--- EXERCISE MATERIALS ---
+--

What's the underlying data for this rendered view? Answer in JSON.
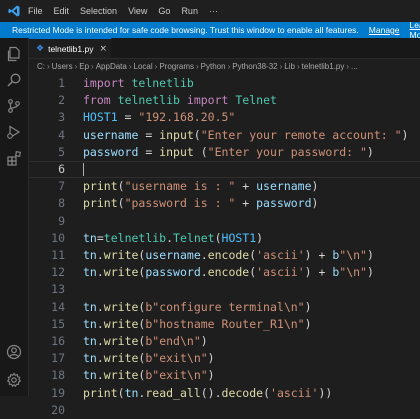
{
  "menu": [
    "File",
    "Edit",
    "Selection",
    "View",
    "Go",
    "Run",
    "···"
  ],
  "banner": {
    "message": "Restricted Mode is intended for safe code browsing. Trust this window to enable all features.",
    "manage": "Manage",
    "learn_more": "Learn More"
  },
  "tab": {
    "label": "telnetlib1.py",
    "icon": "python-file-icon"
  },
  "breadcrumb": [
    "C:",
    "Users",
    "Ep",
    "AppData",
    "Local",
    "Programs",
    "Python",
    "Python38-32",
    "Lib",
    "telnetlib1.py",
    "..."
  ],
  "activity_icons": [
    "explorer-icon",
    "search-icon",
    "source-control-icon",
    "run-debug-icon",
    "extensions-icon",
    "accounts-icon",
    "settings-gear-icon"
  ],
  "colors": {
    "banner": "#007acc",
    "keyword": "#c586c0",
    "class": "#4ec9b0",
    "variable": "#9cdcfe",
    "string": "#ce9178",
    "function": "#dcdcaa",
    "constant": "#4fc1ff"
  },
  "editor": {
    "current_line": 6,
    "lines": [
      {
        "n": "1",
        "tokens": [
          [
            "import",
            "k"
          ],
          [
            " ",
            "o"
          ],
          [
            "telnetlib",
            "n"
          ]
        ]
      },
      {
        "n": "2",
        "tokens": [
          [
            "from",
            "k"
          ],
          [
            " ",
            "o"
          ],
          [
            "telnetlib",
            "n"
          ],
          [
            " ",
            "o"
          ],
          [
            "import",
            "k"
          ],
          [
            " ",
            "o"
          ],
          [
            "Telnet",
            "n"
          ]
        ]
      },
      {
        "n": "3",
        "tokens": [
          [
            "HOST1",
            "c"
          ],
          [
            " = ",
            "o"
          ],
          [
            "\"192.168.20.5\"",
            "s"
          ]
        ]
      },
      {
        "n": "4",
        "tokens": [
          [
            "username",
            "v"
          ],
          [
            " = ",
            "o"
          ],
          [
            "input",
            "f"
          ],
          [
            "(",
            "o"
          ],
          [
            "\"Enter your remote account: \"",
            "s"
          ],
          [
            ")",
            "o"
          ]
        ]
      },
      {
        "n": "5",
        "tokens": [
          [
            "password",
            "v"
          ],
          [
            " = ",
            "o"
          ],
          [
            "input",
            "f"
          ],
          [
            " (",
            "o"
          ],
          [
            "\"Enter your password: \"",
            "s"
          ],
          [
            ")",
            "o"
          ]
        ]
      },
      {
        "n": "6",
        "tokens": []
      },
      {
        "n": "7",
        "tokens": [
          [
            "print",
            "f"
          ],
          [
            "(",
            "o"
          ],
          [
            "\"username is : \"",
            "s"
          ],
          [
            " + ",
            "o"
          ],
          [
            "username",
            "v"
          ],
          [
            ")",
            "o"
          ]
        ]
      },
      {
        "n": "8",
        "tokens": [
          [
            "print",
            "f"
          ],
          [
            "(",
            "o"
          ],
          [
            "\"password is : \"",
            "s"
          ],
          [
            " + ",
            "o"
          ],
          [
            "password",
            "v"
          ],
          [
            ")",
            "o"
          ]
        ]
      },
      {
        "n": "9",
        "tokens": []
      },
      {
        "n": "10",
        "tokens": [
          [
            "tn",
            "v"
          ],
          [
            "=",
            "o"
          ],
          [
            "telnetlib",
            "n"
          ],
          [
            ".",
            "o"
          ],
          [
            "Telnet",
            "n"
          ],
          [
            "(",
            "o"
          ],
          [
            "HOST1",
            "c"
          ],
          [
            ")",
            "o"
          ]
        ]
      },
      {
        "n": "11",
        "tokens": [
          [
            "tn",
            "v"
          ],
          [
            ".",
            "o"
          ],
          [
            "write",
            "f"
          ],
          [
            "(",
            "o"
          ],
          [
            "username",
            "v"
          ],
          [
            ".",
            "o"
          ],
          [
            "encode",
            "f"
          ],
          [
            "(",
            "o"
          ],
          [
            "'ascii'",
            "s"
          ],
          [
            ") + ",
            "o"
          ],
          [
            "b",
            "v"
          ],
          [
            "\"\\n\"",
            "s"
          ],
          [
            ")",
            "o"
          ]
        ]
      },
      {
        "n": "12",
        "tokens": [
          [
            "tn",
            "v"
          ],
          [
            ".",
            "o"
          ],
          [
            "write",
            "f"
          ],
          [
            "(",
            "o"
          ],
          [
            "password",
            "v"
          ],
          [
            ".",
            "o"
          ],
          [
            "encode",
            "f"
          ],
          [
            "(",
            "o"
          ],
          [
            "'ascii'",
            "s"
          ],
          [
            ") + ",
            "o"
          ],
          [
            "b",
            "v"
          ],
          [
            "\"\\n\"",
            "s"
          ],
          [
            ")",
            "o"
          ]
        ]
      },
      {
        "n": "13",
        "tokens": []
      },
      {
        "n": "14",
        "tokens": [
          [
            "tn",
            "v"
          ],
          [
            ".",
            "o"
          ],
          [
            "write",
            "f"
          ],
          [
            "(",
            "o"
          ],
          [
            "b\"configure terminal\\n\"",
            "s"
          ],
          [
            ")",
            "o"
          ]
        ]
      },
      {
        "n": "15",
        "tokens": [
          [
            "tn",
            "v"
          ],
          [
            ".",
            "o"
          ],
          [
            "write",
            "f"
          ],
          [
            "(",
            "o"
          ],
          [
            "b\"hostname Router_R1\\n\"",
            "s"
          ],
          [
            ")",
            "o"
          ]
        ]
      },
      {
        "n": "16",
        "tokens": [
          [
            "tn",
            "v"
          ],
          [
            ".",
            "o"
          ],
          [
            "write",
            "f"
          ],
          [
            "(",
            "o"
          ],
          [
            "b\"end\\n\"",
            "s"
          ],
          [
            ")",
            "o"
          ]
        ]
      },
      {
        "n": "17",
        "tokens": [
          [
            "tn",
            "v"
          ],
          [
            ".",
            "o"
          ],
          [
            "write",
            "f"
          ],
          [
            "(",
            "o"
          ],
          [
            "b\"exit\\n\"",
            "s"
          ],
          [
            ")",
            "o"
          ]
        ]
      },
      {
        "n": "18",
        "tokens": [
          [
            "tn",
            "v"
          ],
          [
            ".",
            "o"
          ],
          [
            "write",
            "f"
          ],
          [
            "(",
            "o"
          ],
          [
            "b\"exit\\n\"",
            "s"
          ],
          [
            ")",
            "o"
          ]
        ]
      },
      {
        "n": "19",
        "tokens": [
          [
            "print",
            "f"
          ],
          [
            "(",
            "o"
          ],
          [
            "tn",
            "v"
          ],
          [
            ".",
            "o"
          ],
          [
            "read_all",
            "f"
          ],
          [
            "().",
            "o"
          ],
          [
            "decode",
            "f"
          ],
          [
            "(",
            "o"
          ],
          [
            "'ascii'",
            "s"
          ],
          [
            "))",
            "o"
          ]
        ]
      },
      {
        "n": "20",
        "tokens": []
      }
    ]
  }
}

+--

--- TASK DETAILS ---
Pictures are to be left out; repeat all the remaining data exactly.

--- EXERCISE SOLUTION ---
What's the underlying data for this rendered view? Answer in JSON.
{
  "menu": [
    "File",
    "Edit",
    "Selection",
    "View",
    "Go",
    "Run",
    "···"
  ],
  "banner": {
    "message": "Restricted Mode is intended for safe code browsing. Trust this window to enable all features.",
    "manage": "Manage",
    "learn_more": "Learn More"
  },
  "tab": {
    "label": "telnetlib1.py",
    "icon": "python-file-icon"
  },
  "breadcrumb": [
    "C:",
    "Users",
    "Ep",
    "AppData",
    "Local",
    "Programs",
    "Python",
    "Python38-32",
    "Lib",
    "telnetlib1.py",
    "..."
  ],
  "activity_icons": [
    "explorer-icon",
    "search-icon",
    "source-control-icon",
    "run-debug-icon",
    "extensions-icon",
    "accounts-icon",
    "settings-gear-icon"
  ],
  "colors": {
    "banner": "#007acc",
    "keyword": "#c586c0",
    "class": "#4ec9b0",
    "variable": "#9cdcfe",
    "string": "#ce9178",
    "function": "#dcdcaa",
    "constant": "#4fc1ff"
  },
  "editor": {
    "current_line": 6,
    "lines": [
      {
        "n": "1",
        "tokens": [
          [
            "import",
            "k"
          ],
          [
            " ",
            "o"
          ],
          [
            "telnetlib",
            "n"
          ]
        ]
      },
      {
        "n": "2",
        "tokens": [
          [
            "from",
            "k"
          ],
          [
            " ",
            "o"
          ],
          [
            "telnetlib",
            "n"
          ],
          [
            " ",
            "o"
          ],
          [
            "import",
            "k"
          ],
          [
            " ",
            "o"
          ],
          [
            "Telnet",
            "n"
          ]
        ]
      },
      {
        "n": "3",
        "tokens": [
          [
            "HOST1",
            "c"
          ],
          [
            " = ",
            "o"
          ],
          [
            "\"192.168.20.5\"",
            "s"
          ]
        ]
      },
      {
        "n": "4",
        "tokens": [
          [
            "username",
            "v"
          ],
          [
            " = ",
            "o"
          ],
          [
            "input",
            "f"
          ],
          [
            "(",
            "o"
          ],
          [
            "\"Enter your remote account: \"",
            "s"
          ],
          [
            ")",
            "o"
          ]
        ]
      },
      {
        "n": "5",
        "tokens": [
          [
            "password",
            "v"
          ],
          [
            " = ",
            "o"
          ],
          [
            "input",
            "f"
          ],
          [
            " (",
            "o"
          ],
          [
            "\"Enter your password: \"",
            "s"
          ],
          [
            ")",
            "o"
          ]
        ]
      },
      {
        "n": "6",
        "tokens": []
      },
      {
        "n": "7",
        "tokens": [
          [
            "print",
            "f"
          ],
          [
            "(",
            "o"
          ],
          [
            "\"username is : \"",
            "s"
          ],
          [
            " + ",
            "o"
          ],
          [
            "username",
            "v"
          ],
          [
            ")",
            "o"
          ]
        ]
      },
      {
        "n": "8",
        "tokens": [
          [
            "print",
            "f"
          ],
          [
            "(",
            "o"
          ],
          [
            "\"password is : \"",
            "s"
          ],
          [
            " + ",
            "o"
          ],
          [
            "password",
            "v"
          ],
          [
            ")",
            "o"
          ]
        ]
      },
      {
        "n": "9",
        "tokens": []
      },
      {
        "n": "10",
        "tokens": [
          [
            "tn",
            "v"
          ],
          [
            "=",
            "o"
          ],
          [
            "telnetlib",
            "n"
          ],
          [
            ".",
            "o"
          ],
          [
            "Telnet",
            "n"
          ],
          [
            "(",
            "o"
          ],
          [
            "HOST1",
            "c"
          ],
          [
            ")",
            "o"
          ]
        ]
      },
      {
        "n": "11",
        "tokens": [
          [
            "tn",
            "v"
          ],
          [
            ".",
            "o"
          ],
          [
            "write",
            "f"
          ],
          [
            "(",
            "o"
          ],
          [
            "username",
            "v"
          ],
          [
            ".",
            "o"
          ],
          [
            "encode",
            "f"
          ],
          [
            "(",
            "o"
          ],
          [
            "'ascii'",
            "s"
          ],
          [
            ") + ",
            "o"
          ],
          [
            "b",
            "v"
          ],
          [
            "\"\\n\"",
            "s"
          ],
          [
            ")",
            "o"
          ]
        ]
      },
      {
        "n": "12",
        "tokens": [
          [
            "tn",
            "v"
          ],
          [
            ".",
            "o"
          ],
          [
            "write",
            "f"
          ],
          [
            "(",
            "o"
          ],
          [
            "password",
            "v"
          ],
          [
            ".",
            "o"
          ],
          [
            "encode",
            "f"
          ],
          [
            "(",
            "o"
          ],
          [
            "'ascii'",
            "s"
          ],
          [
            ") + ",
            "o"
          ],
          [
            "b",
            "v"
          ],
          [
            "\"\\n\"",
            "s"
          ],
          [
            ")",
            "o"
          ]
        ]
      },
      {
        "n": "13",
        "tokens": []
      },
      {
        "n": "14",
        "tokens": [
          [
            "tn",
            "v"
          ],
          [
            ".",
            "o"
          ],
          [
            "write",
            "f"
          ],
          [
            "(",
            "o"
          ],
          [
            "b\"configure terminal\\n\"",
            "s"
          ],
          [
            ")",
            "o"
          ]
        ]
      },
      {
        "n": "15",
        "tokens": [
          [
            "tn",
            "v"
          ],
          [
            ".",
            "o"
          ],
          [
            "write",
            "f"
          ],
          [
            "(",
            "o"
          ],
          [
            "b\"hostname Router_R1\\n\"",
            "s"
          ],
          [
            ")",
            "o"
          ]
        ]
      },
      {
        "n": "16",
        "tokens": [
          [
            "tn",
            "v"
          ],
          [
            ".",
            "o"
          ],
          [
            "write",
            "f"
          ],
          [
            "(",
            "o"
          ],
          [
            "b\"end\\n\"",
            "s"
          ],
          [
            ")",
            "o"
          ]
        ]
      },
      {
        "n": "17",
        "tokens": [
          [
            "tn",
            "v"
          ],
          [
            ".",
            "o"
          ],
          [
            "write",
            "f"
          ],
          [
            "(",
            "o"
          ],
          [
            "b\"exit\\n\"",
            "s"
          ],
          [
            ")",
            "o"
          ]
        ]
      },
      {
        "n": "18",
        "tokens": [
          [
            "tn",
            "v"
          ],
          [
            ".",
            "o"
          ],
          [
            "write",
            "f"
          ],
          [
            "(",
            "o"
          ],
          [
            "b\"exit\\n\"",
            "s"
          ],
          [
            ")",
            "o"
          ]
        ]
      },
      {
        "n": "19",
        "tokens": [
          [
            "print",
            "f"
          ],
          [
            "(",
            "o"
          ],
          [
            "tn",
            "v"
          ],
          [
            ".",
            "o"
          ],
          [
            "read_all",
            "f"
          ],
          [
            "().",
            "o"
          ],
          [
            "decode",
            "f"
          ],
          [
            "(",
            "o"
          ],
          [
            "'ascii'",
            "s"
          ],
          [
            "))",
            "o"
          ]
        ]
      },
      {
        "n": "20",
        "tokens": []
      }
    ]
  }
}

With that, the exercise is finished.